### [JOB]
Exactly reproduce the line containing "Read out every word on this page." together with every line after it, through the end of the entries, and give nothing more.

### [Collected data]
....

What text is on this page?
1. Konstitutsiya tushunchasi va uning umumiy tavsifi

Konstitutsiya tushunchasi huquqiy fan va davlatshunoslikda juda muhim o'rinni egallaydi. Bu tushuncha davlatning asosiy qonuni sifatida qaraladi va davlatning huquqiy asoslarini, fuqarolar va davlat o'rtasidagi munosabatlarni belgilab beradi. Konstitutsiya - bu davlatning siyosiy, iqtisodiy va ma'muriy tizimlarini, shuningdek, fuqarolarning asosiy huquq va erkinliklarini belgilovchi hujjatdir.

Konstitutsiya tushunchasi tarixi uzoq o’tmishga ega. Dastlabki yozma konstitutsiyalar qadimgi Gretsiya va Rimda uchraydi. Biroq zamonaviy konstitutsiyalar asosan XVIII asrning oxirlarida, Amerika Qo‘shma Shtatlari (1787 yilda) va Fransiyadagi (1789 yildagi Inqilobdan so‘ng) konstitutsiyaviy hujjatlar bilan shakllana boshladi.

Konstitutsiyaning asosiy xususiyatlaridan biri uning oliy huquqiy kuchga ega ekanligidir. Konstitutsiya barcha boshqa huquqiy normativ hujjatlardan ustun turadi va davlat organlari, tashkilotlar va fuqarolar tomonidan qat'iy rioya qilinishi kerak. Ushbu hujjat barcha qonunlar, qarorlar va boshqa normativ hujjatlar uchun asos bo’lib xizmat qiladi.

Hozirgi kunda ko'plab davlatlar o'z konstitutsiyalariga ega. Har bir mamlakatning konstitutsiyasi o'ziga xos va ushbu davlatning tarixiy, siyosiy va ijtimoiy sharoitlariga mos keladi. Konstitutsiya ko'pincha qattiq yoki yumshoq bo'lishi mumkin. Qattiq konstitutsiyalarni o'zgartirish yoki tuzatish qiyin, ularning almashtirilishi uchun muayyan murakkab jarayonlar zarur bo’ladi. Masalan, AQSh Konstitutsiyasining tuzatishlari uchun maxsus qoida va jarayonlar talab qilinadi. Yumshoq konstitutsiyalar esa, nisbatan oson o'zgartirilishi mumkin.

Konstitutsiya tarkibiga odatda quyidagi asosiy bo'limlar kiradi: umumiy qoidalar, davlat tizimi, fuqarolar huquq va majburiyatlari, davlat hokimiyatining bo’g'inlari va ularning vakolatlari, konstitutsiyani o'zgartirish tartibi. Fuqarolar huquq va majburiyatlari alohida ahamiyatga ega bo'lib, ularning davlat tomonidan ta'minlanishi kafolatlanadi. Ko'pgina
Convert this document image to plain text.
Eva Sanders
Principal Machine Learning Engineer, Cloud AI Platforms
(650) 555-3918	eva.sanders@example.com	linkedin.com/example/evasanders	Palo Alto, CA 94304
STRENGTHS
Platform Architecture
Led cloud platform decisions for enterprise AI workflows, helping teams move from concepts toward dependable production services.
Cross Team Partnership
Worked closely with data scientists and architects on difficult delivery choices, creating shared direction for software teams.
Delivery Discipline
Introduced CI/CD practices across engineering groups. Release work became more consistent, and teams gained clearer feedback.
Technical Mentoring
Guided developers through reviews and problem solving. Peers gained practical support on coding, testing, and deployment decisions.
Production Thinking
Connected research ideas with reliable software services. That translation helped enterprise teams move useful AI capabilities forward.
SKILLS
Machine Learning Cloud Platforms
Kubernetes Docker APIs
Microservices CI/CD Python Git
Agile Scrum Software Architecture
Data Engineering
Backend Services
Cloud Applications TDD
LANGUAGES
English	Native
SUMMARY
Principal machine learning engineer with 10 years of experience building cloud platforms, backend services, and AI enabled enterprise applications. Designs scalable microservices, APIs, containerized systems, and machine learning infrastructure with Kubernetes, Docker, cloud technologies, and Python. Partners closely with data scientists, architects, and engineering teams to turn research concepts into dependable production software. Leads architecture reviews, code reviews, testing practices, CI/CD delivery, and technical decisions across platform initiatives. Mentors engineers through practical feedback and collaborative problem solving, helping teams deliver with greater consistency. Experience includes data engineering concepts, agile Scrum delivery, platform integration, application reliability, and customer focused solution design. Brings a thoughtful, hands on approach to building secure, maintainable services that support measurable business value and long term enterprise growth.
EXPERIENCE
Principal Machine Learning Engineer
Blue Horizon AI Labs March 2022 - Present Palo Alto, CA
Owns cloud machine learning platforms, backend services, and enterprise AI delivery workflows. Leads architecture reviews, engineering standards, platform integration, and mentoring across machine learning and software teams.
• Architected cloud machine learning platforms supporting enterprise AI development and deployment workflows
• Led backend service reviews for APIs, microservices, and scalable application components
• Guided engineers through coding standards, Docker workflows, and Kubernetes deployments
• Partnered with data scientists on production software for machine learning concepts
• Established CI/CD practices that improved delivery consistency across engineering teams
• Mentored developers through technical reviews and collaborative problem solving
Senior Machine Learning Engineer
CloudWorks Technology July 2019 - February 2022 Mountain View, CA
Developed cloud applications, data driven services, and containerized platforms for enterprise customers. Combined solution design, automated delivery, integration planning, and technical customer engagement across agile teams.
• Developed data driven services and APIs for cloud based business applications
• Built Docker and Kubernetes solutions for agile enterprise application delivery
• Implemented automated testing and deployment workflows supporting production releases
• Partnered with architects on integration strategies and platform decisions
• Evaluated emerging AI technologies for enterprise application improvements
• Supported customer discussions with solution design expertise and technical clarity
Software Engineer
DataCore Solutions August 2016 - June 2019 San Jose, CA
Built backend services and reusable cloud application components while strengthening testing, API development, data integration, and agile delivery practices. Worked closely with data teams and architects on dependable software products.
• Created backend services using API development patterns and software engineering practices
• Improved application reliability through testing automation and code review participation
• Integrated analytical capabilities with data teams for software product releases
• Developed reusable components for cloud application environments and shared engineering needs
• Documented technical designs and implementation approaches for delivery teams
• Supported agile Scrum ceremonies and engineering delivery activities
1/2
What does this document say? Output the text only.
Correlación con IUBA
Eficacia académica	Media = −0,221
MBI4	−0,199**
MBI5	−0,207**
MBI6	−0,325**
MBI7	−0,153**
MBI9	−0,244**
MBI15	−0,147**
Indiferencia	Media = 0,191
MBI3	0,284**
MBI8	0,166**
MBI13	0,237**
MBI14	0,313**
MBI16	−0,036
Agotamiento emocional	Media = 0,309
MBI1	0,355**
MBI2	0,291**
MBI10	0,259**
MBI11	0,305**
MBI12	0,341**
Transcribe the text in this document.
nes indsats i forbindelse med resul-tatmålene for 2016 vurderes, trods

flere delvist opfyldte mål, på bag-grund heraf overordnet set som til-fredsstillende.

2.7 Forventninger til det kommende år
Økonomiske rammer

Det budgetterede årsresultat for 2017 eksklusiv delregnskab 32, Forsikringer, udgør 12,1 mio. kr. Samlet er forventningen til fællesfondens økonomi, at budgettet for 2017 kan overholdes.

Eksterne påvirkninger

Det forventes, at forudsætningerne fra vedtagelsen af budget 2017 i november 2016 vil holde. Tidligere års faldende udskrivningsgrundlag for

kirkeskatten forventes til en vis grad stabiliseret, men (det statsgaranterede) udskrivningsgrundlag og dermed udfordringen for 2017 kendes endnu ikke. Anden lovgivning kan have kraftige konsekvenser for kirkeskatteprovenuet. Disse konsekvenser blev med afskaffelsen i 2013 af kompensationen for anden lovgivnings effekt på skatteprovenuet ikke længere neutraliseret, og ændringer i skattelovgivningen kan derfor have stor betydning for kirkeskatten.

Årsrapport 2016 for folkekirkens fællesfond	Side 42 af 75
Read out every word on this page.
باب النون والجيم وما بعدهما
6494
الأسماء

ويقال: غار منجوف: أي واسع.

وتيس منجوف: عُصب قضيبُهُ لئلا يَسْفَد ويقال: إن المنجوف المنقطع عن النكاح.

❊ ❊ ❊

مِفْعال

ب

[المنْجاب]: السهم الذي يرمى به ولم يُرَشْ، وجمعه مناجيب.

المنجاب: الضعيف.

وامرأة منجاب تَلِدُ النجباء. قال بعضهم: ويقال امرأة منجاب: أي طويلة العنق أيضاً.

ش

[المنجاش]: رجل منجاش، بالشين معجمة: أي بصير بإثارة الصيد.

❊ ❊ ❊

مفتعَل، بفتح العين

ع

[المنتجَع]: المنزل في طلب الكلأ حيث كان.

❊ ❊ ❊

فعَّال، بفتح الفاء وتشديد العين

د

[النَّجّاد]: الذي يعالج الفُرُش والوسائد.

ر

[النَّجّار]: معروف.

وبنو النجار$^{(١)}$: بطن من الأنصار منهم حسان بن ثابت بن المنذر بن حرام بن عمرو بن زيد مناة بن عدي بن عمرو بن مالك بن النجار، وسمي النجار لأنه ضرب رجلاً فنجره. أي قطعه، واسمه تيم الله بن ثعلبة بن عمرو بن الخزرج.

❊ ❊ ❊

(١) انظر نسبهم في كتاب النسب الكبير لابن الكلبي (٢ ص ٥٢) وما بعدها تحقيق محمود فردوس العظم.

....

### [FULL SOLUTION]
Read out every word on this page.
باب النون والجيم وما بعدهما
6494
الأسماء

ويقال: غار منجوف: أي واسع.

وتيس منجوف: عُصب قضيبُهُ لئلا يَسْفَد ويقال: إن المنجوف المنقطع عن النكاح.

❊ ❊ ❊

مِفْعال

ب

[المنْجاب]: السهم الذي يرمى به ولم يُرَشْ، وجمعه مناجيب.

المنجاب: الضعيف.

وامرأة منجاب تَلِدُ النجباء. قال بعضهم: ويقال امرأة منجاب: أي طويلة العنق أيضاً.

ش

[المنجاش]: رجل منجاش، بالشين معجمة: أي بصير بإثارة الصيد.

❊ ❊ ❊

مفتعَل، بفتح العين

ع

[المنتجَع]: المنزل في طلب الكلأ حيث كان.

❊ ❊ ❊

فعَّال، بفتح الفاء وتشديد العين

د

[النَّجّاد]: الذي يعالج الفُرُش والوسائد.

ر

[النَّجّار]: معروف.

وبنو النجار$^{(١)}$: بطن من الأنصار منهم حسان بن ثابت بن المنذر بن حرام بن عمرو بن زيد مناة بن عدي بن عمرو بن مالك بن النجار، وسمي النجار لأنه ضرب رجلاً فنجره. أي قطعه، واسمه تيم الله بن ثعلبة بن عمرو بن الخزرج.

❊ ❊ ❊

(١) انظر نسبهم في كتاب النسب الكبير لابن الكلبي (٢ ص ٥٢) وما بعدها تحقيق محمود فردوس العظم.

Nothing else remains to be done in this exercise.